Records that describe figures:
....................

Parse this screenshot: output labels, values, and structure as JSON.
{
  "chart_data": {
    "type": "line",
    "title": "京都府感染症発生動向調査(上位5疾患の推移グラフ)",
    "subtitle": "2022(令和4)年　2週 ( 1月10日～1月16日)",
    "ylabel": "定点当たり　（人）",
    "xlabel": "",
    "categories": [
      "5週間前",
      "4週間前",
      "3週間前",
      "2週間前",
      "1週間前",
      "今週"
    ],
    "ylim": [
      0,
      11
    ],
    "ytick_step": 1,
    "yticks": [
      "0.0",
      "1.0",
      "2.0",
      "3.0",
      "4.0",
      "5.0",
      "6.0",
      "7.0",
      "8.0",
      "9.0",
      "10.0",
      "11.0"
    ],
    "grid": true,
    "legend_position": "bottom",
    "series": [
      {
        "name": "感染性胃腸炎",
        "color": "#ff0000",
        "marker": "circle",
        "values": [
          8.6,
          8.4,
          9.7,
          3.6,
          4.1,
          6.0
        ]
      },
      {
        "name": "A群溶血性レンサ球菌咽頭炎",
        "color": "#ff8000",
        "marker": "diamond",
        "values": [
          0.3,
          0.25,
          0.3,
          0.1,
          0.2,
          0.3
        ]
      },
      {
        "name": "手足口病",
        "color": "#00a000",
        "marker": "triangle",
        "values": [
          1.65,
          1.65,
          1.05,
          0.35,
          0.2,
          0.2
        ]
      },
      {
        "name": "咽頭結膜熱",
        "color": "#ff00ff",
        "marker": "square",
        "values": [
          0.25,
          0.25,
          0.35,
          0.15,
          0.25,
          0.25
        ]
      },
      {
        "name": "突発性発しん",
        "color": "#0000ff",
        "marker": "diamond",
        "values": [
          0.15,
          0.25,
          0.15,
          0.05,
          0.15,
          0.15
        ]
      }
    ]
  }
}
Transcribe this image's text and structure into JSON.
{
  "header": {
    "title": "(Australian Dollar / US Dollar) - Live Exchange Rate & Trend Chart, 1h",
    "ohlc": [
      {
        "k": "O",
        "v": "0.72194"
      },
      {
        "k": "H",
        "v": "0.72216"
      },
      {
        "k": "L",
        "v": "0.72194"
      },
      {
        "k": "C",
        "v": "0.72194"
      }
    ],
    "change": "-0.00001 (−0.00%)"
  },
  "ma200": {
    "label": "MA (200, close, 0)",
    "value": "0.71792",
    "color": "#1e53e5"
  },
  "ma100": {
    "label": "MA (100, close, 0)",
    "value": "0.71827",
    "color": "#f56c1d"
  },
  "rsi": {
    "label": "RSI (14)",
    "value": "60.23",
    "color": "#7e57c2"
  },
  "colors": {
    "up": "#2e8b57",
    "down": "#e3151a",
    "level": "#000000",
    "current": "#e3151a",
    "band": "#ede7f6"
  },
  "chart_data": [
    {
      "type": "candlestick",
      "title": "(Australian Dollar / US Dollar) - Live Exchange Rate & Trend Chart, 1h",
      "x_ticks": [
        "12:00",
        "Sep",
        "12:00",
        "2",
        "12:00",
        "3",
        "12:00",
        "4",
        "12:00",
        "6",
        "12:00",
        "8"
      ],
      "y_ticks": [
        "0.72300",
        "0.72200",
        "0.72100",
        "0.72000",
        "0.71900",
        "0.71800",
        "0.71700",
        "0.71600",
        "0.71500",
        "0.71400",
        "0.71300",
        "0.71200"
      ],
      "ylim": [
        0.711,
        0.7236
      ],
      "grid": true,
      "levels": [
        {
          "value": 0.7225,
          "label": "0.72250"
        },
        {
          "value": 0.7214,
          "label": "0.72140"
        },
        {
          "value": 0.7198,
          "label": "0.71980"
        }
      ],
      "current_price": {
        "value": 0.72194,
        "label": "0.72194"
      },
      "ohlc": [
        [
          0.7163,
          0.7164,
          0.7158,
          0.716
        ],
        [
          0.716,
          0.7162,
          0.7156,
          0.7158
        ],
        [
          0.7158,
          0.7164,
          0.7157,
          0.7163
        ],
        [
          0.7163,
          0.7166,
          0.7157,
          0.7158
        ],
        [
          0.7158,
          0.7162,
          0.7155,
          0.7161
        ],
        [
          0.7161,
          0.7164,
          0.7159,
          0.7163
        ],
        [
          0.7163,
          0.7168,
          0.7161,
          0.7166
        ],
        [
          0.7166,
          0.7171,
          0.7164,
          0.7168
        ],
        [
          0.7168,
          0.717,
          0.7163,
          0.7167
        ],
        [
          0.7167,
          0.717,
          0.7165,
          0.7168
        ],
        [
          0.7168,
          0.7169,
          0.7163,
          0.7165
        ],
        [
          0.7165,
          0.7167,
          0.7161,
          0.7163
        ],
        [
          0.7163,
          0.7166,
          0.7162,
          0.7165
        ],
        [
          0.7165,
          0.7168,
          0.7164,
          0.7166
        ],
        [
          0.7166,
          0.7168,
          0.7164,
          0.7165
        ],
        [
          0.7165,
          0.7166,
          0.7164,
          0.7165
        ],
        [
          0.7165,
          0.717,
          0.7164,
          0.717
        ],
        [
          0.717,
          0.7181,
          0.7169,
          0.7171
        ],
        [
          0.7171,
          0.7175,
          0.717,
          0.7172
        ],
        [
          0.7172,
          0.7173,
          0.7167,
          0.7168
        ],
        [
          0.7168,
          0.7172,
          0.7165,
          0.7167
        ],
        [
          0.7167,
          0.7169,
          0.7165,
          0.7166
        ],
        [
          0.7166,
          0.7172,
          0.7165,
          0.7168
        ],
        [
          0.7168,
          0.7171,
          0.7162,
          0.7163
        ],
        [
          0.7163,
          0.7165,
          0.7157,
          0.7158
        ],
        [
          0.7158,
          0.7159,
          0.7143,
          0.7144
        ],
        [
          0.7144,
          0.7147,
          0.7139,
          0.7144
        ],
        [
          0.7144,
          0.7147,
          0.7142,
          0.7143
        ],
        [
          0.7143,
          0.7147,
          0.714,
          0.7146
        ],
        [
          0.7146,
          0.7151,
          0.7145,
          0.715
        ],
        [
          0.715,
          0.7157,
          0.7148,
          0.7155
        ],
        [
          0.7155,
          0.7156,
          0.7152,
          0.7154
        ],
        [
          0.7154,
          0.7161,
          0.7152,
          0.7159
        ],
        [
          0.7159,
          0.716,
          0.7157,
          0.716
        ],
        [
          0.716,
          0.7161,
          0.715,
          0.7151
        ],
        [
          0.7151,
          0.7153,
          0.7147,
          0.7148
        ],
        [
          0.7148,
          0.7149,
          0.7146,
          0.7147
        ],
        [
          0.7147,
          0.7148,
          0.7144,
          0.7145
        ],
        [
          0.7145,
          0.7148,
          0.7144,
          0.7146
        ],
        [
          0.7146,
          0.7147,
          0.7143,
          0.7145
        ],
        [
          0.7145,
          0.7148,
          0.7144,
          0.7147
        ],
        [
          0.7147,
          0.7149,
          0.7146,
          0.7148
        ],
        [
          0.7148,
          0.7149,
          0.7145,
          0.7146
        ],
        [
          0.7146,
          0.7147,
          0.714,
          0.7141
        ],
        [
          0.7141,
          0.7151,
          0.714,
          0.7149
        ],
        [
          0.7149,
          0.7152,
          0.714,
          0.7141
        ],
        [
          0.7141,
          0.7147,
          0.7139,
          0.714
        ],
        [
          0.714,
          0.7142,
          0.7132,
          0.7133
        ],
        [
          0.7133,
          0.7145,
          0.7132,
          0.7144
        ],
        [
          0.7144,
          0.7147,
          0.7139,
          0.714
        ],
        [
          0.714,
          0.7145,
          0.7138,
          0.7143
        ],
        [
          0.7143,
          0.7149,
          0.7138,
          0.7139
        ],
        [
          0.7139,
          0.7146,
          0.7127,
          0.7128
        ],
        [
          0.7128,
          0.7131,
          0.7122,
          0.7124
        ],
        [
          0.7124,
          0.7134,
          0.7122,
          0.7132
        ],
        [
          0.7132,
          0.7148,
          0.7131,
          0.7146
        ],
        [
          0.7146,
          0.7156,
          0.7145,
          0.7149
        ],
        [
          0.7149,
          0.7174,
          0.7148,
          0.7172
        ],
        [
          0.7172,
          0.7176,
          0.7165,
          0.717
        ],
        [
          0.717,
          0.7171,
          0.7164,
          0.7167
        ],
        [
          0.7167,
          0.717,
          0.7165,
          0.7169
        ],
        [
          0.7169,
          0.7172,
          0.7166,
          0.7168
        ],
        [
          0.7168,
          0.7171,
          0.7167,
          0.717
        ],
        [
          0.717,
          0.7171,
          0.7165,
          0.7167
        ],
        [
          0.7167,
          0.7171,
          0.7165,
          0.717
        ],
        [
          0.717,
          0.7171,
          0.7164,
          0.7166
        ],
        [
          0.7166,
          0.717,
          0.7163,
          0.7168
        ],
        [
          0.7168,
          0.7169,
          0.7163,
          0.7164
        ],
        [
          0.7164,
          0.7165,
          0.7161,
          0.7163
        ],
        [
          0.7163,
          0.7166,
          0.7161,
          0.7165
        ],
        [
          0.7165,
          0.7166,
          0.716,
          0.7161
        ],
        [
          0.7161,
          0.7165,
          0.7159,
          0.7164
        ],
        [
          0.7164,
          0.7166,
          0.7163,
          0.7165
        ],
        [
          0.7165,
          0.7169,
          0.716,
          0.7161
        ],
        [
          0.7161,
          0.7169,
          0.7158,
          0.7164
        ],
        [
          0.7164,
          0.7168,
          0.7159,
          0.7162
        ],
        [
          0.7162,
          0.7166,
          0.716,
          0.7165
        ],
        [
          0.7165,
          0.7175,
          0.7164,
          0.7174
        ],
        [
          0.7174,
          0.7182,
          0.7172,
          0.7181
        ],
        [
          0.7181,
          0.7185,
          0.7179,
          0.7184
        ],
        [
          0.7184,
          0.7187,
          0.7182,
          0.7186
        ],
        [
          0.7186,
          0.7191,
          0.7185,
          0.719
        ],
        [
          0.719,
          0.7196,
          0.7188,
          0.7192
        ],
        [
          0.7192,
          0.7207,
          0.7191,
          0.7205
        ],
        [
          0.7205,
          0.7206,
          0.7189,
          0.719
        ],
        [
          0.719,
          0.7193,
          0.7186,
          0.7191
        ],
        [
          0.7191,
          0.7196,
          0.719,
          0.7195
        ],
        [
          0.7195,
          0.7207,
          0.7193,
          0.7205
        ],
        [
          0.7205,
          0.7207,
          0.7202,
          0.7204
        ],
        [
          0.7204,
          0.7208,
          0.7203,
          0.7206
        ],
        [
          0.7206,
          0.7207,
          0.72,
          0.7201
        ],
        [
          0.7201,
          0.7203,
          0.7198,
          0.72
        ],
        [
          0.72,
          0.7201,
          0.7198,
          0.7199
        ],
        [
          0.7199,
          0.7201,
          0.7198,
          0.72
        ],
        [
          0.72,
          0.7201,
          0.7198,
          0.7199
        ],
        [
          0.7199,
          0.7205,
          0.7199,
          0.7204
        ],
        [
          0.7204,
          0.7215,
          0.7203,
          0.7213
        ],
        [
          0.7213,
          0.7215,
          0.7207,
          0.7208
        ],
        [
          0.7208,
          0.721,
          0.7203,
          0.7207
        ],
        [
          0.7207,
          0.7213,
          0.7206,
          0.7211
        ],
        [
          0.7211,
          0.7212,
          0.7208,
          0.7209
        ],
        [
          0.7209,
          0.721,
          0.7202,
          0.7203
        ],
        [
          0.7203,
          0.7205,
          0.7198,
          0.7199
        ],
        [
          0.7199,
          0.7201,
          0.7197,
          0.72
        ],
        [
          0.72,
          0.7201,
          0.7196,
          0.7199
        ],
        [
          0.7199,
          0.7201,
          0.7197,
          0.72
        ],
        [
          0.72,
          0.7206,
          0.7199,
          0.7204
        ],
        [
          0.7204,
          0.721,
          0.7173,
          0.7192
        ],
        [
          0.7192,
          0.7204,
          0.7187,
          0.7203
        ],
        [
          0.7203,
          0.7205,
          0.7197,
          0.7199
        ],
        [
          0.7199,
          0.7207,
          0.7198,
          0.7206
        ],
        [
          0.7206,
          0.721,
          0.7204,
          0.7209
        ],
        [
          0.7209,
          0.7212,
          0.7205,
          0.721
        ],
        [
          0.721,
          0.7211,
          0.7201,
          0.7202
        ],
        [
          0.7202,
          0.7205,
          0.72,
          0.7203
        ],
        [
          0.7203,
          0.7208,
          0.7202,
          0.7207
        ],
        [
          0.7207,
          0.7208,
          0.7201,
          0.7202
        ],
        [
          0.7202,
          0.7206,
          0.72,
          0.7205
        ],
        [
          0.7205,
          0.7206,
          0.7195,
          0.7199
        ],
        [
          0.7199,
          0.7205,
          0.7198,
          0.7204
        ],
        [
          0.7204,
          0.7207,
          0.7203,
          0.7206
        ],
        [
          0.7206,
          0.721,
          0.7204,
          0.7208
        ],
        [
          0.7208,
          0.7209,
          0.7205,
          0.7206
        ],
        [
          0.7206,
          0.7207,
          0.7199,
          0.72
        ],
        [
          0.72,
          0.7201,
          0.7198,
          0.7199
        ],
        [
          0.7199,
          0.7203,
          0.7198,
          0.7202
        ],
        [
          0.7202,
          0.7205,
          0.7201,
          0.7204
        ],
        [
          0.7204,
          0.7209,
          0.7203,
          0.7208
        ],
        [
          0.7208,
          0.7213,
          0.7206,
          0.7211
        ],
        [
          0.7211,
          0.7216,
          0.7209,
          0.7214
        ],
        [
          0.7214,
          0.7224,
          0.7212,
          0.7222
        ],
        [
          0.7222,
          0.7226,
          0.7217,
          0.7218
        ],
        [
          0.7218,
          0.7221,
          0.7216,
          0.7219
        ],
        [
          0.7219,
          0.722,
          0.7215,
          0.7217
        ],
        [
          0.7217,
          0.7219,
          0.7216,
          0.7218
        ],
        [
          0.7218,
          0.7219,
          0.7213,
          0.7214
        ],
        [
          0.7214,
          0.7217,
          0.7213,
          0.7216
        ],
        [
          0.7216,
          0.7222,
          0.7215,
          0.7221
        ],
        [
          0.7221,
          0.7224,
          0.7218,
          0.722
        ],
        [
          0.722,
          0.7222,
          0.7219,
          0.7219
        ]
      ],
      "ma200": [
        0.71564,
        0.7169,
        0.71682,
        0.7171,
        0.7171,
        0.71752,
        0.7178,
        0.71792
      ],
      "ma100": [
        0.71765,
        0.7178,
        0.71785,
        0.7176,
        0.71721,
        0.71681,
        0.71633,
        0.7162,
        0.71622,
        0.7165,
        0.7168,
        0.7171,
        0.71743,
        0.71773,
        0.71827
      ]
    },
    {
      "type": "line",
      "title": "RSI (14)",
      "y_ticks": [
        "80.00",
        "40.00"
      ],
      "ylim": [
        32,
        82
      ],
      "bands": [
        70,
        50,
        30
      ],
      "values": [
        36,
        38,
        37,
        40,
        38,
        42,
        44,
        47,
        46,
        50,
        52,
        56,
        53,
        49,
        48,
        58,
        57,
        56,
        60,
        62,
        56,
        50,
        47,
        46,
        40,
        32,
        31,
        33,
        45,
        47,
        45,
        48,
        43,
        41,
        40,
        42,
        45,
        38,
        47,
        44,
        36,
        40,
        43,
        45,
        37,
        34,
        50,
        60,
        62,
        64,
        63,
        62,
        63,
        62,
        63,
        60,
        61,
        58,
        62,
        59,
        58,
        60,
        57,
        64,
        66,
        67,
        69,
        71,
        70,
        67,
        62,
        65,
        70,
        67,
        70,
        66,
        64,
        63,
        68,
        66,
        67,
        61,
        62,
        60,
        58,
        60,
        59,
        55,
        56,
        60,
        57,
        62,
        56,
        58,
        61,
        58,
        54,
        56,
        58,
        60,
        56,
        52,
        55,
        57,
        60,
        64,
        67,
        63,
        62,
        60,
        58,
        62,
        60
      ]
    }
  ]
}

....................

Exercise goal: Identify and copy lines that hold the string "Trend".

Task response:
    "title": "(Australian Dollar / US Dollar) - Live Exchange Rate & Trend Chart, 1h",
      "title": "(Australian Dollar / US Dollar) - Live Exchange Rate & Trend Chart, 1h",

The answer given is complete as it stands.